**What the exercise asks**
Identify, in the records below, every line where the string "month" appears, and copy each such line.

**Record set**

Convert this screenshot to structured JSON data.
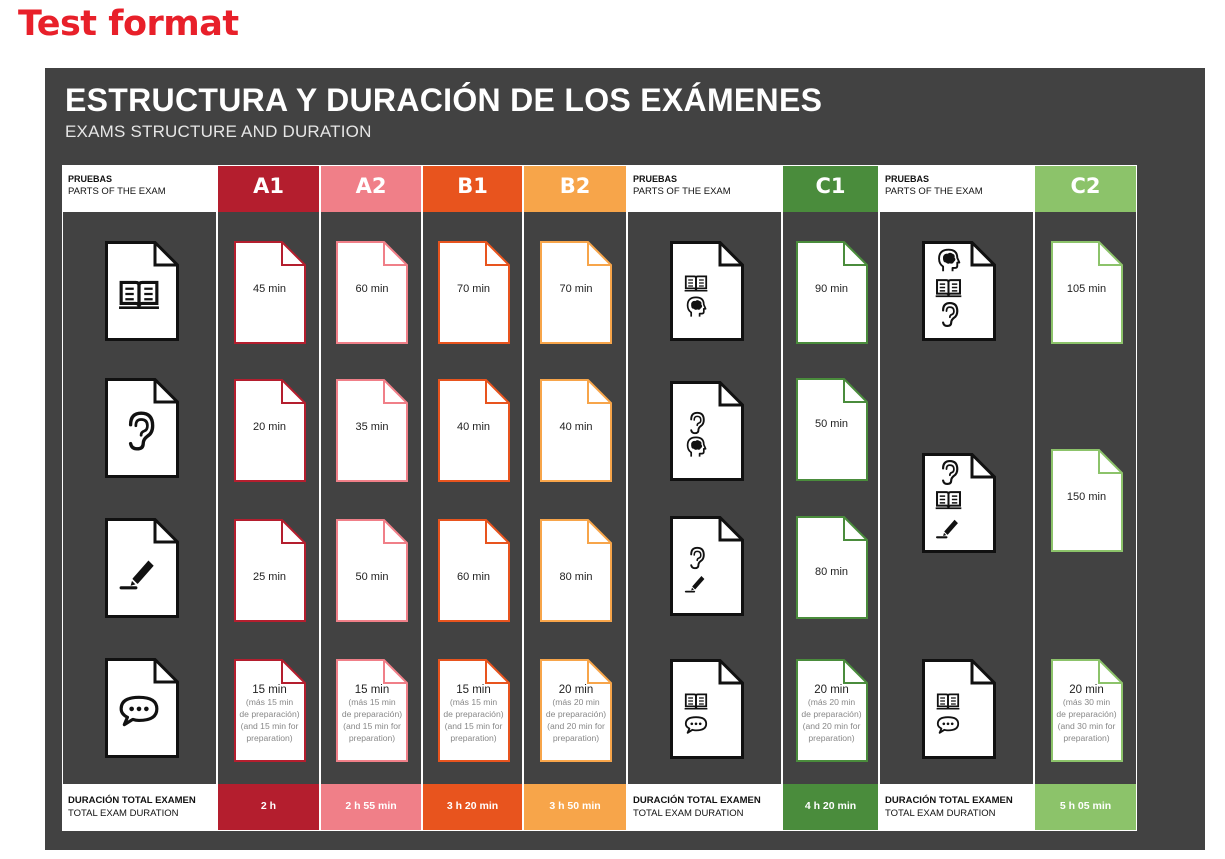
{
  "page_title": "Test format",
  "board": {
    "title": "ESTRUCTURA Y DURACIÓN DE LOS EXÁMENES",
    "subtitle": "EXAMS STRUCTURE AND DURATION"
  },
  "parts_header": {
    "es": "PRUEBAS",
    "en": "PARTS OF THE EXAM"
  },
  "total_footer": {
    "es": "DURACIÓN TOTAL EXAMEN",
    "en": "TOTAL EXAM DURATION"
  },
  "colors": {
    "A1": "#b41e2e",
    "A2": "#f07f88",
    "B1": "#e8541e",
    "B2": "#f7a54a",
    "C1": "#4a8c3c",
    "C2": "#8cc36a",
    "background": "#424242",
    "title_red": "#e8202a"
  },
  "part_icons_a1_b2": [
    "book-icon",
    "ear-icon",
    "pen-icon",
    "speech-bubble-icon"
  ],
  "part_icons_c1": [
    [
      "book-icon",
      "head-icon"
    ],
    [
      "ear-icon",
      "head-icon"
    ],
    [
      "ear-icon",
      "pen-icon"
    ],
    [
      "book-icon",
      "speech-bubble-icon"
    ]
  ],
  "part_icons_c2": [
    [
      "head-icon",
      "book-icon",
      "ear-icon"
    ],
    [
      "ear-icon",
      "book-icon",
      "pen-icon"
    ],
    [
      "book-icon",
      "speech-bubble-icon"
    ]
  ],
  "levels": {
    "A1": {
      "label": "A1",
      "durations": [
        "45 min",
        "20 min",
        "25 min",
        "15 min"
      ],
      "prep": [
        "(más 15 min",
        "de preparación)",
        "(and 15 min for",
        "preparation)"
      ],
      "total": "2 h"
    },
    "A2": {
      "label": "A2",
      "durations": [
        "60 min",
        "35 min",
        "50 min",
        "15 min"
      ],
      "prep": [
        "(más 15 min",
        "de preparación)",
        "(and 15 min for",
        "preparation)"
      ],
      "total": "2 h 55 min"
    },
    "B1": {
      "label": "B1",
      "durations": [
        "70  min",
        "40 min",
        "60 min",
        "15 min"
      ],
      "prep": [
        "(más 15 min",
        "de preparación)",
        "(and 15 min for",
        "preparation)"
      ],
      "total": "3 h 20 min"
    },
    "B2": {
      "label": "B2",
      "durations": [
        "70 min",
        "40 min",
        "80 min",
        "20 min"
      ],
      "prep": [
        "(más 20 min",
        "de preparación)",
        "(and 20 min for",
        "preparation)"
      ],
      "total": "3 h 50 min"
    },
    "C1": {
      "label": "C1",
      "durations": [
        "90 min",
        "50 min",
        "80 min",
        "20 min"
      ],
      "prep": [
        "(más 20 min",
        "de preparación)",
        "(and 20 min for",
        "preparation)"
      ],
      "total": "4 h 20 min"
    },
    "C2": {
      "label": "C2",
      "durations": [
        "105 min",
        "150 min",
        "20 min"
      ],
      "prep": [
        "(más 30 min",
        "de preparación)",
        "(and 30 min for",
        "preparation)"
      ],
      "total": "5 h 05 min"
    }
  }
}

--

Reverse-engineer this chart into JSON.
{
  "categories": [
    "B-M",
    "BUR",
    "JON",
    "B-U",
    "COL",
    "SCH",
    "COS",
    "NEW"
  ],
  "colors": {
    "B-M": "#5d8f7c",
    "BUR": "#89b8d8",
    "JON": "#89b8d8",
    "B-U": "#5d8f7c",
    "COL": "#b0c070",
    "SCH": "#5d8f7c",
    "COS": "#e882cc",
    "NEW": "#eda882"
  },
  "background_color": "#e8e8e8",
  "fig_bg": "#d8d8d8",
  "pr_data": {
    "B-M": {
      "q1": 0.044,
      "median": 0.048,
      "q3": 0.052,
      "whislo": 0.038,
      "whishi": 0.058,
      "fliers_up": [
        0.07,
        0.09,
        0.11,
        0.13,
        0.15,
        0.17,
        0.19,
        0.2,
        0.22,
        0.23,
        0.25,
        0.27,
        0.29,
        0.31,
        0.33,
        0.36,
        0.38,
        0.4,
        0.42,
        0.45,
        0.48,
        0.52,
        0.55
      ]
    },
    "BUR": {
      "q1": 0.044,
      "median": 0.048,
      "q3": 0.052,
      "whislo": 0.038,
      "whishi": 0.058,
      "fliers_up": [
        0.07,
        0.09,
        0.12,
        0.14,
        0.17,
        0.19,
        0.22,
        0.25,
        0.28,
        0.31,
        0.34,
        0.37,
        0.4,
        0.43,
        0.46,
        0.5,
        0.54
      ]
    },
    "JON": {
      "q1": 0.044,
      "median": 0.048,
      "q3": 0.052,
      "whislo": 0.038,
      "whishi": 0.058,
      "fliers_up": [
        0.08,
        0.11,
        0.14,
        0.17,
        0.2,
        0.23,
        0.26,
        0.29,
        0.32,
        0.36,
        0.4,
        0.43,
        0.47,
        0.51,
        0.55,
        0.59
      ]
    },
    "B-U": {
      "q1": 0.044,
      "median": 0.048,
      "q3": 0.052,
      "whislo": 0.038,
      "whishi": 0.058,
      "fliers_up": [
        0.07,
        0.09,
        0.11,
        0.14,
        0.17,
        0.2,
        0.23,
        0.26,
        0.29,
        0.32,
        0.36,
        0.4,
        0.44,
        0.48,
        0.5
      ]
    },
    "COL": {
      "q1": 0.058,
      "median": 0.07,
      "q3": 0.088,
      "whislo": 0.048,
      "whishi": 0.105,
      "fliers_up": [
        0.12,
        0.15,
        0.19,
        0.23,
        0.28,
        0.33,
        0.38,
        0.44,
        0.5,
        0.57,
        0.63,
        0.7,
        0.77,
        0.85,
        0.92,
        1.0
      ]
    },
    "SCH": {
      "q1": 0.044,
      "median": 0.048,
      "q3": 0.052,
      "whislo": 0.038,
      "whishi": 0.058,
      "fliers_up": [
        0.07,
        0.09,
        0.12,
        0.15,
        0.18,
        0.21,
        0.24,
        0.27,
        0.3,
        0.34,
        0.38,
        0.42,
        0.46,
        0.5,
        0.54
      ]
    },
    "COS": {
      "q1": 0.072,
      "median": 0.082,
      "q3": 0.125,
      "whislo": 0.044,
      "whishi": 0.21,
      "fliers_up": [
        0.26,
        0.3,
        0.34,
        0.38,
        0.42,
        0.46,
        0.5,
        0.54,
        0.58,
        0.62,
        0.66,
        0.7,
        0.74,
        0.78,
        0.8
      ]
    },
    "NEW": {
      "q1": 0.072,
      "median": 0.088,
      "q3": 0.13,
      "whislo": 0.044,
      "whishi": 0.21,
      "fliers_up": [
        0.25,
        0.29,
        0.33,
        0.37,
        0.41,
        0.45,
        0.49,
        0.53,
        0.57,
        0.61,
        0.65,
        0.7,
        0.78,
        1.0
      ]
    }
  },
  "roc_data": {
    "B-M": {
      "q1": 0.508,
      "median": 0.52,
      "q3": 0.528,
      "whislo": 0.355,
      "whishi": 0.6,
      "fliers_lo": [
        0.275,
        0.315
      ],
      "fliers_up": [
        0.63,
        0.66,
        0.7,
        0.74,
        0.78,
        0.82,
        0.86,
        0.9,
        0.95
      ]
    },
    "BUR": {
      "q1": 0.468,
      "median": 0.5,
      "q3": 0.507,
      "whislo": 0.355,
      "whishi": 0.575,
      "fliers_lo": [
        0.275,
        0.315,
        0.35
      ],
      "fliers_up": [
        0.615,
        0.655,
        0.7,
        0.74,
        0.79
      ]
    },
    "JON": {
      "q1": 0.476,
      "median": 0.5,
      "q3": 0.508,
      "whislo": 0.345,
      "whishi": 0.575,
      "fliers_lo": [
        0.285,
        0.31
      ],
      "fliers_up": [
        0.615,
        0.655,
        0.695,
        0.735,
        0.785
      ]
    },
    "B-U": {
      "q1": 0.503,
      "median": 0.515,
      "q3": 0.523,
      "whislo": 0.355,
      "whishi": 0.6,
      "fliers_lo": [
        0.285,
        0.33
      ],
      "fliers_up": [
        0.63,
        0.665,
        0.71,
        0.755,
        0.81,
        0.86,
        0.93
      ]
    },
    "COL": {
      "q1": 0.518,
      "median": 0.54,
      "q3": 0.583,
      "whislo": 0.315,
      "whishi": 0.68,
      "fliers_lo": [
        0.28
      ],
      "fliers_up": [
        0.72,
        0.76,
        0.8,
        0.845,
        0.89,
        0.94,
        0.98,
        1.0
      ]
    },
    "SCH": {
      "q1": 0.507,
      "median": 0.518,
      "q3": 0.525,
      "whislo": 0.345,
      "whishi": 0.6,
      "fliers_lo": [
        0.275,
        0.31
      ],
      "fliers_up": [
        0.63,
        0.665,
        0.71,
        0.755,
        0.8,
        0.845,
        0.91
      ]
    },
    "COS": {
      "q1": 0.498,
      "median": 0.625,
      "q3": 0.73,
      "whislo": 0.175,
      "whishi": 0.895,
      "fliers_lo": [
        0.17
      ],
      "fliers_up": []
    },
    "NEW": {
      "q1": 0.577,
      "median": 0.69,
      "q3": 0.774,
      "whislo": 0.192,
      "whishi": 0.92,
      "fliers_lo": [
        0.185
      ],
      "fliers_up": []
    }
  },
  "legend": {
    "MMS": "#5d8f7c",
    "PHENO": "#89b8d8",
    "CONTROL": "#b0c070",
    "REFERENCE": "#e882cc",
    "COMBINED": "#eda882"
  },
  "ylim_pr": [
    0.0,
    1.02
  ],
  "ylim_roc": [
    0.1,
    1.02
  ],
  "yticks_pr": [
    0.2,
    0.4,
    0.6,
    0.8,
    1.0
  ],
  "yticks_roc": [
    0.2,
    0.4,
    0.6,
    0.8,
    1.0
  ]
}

==

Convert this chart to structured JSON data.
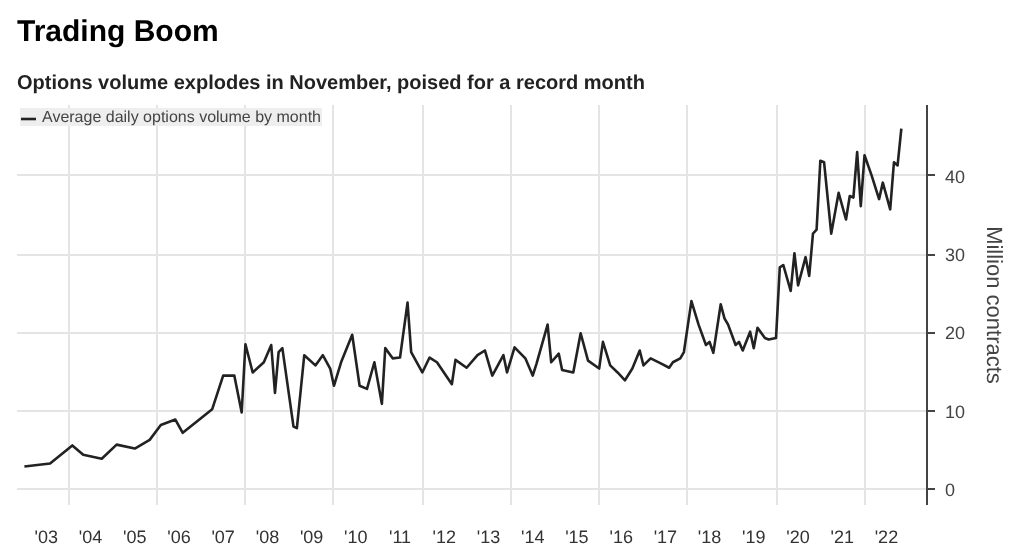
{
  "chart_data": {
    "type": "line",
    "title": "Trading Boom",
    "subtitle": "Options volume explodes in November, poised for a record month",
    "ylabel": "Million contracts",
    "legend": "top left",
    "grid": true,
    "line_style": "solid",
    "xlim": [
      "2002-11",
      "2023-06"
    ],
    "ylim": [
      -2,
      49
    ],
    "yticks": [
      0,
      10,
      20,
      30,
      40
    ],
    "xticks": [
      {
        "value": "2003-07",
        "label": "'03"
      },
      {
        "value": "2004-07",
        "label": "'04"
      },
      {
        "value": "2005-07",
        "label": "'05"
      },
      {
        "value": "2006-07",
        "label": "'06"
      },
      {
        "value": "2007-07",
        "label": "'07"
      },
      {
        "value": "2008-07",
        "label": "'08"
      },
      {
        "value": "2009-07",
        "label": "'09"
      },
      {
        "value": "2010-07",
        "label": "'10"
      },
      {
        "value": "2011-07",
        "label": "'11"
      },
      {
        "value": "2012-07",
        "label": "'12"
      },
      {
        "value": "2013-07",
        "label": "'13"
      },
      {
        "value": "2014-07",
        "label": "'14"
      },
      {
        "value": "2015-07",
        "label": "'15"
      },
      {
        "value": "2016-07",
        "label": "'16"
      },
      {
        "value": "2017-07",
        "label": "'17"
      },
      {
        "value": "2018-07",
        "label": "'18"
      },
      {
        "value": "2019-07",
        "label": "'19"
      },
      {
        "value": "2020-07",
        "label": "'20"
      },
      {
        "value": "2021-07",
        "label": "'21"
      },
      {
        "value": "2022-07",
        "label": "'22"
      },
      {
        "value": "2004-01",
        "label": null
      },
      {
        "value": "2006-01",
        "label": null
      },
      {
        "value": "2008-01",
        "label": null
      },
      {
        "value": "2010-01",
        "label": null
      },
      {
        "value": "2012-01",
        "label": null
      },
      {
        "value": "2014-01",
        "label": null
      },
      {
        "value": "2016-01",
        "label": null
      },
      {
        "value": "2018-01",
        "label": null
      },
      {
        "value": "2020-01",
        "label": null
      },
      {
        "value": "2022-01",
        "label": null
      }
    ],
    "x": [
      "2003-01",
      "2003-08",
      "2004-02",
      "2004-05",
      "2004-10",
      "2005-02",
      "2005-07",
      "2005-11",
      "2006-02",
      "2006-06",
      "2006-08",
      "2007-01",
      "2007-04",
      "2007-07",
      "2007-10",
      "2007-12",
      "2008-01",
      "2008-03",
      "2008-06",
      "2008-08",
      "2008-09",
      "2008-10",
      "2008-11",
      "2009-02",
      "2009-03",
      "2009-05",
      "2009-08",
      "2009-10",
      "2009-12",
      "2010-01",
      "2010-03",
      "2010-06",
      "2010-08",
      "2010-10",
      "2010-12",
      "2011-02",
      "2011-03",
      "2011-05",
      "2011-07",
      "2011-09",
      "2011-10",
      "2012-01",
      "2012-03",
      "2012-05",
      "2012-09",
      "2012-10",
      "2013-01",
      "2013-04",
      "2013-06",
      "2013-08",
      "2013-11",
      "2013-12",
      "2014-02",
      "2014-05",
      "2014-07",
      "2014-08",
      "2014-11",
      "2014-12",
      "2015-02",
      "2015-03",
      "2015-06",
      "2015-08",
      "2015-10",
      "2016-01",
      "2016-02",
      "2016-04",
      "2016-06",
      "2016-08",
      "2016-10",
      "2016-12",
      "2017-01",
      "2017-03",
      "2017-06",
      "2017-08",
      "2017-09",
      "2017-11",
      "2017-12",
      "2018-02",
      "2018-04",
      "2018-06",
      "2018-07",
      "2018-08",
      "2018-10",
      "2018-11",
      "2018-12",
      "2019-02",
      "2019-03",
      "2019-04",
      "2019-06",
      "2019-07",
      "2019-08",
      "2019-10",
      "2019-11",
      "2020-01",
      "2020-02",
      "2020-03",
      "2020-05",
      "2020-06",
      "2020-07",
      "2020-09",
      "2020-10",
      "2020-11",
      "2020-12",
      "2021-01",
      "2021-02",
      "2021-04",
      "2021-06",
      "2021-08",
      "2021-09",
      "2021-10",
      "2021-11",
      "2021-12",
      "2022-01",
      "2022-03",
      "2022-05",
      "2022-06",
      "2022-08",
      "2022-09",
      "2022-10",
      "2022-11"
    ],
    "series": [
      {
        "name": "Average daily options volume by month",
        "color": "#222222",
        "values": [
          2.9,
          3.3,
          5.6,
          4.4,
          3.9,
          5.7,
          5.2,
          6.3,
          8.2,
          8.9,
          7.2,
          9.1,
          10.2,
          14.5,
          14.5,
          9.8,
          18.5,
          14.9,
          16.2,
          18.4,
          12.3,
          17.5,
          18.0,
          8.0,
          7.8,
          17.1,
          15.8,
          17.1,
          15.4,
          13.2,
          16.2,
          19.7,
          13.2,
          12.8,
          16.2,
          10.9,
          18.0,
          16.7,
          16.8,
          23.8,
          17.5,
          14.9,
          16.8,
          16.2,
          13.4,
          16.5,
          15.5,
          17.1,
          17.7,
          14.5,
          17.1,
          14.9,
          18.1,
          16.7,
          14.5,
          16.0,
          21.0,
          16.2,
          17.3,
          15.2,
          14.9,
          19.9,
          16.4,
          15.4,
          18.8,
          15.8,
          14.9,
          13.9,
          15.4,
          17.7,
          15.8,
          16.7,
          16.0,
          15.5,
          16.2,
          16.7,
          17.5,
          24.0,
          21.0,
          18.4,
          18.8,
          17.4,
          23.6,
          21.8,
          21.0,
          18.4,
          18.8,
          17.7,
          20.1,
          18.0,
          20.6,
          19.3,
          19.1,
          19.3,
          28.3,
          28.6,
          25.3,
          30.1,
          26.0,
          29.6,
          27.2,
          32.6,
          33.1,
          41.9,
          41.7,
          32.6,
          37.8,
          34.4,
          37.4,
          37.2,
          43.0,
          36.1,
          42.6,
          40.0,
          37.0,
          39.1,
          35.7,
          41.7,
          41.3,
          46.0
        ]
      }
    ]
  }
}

**Task solution**
    "subtitle": "Options volume explodes in November, poised for a record month",
        "name": "Average daily options volume by month",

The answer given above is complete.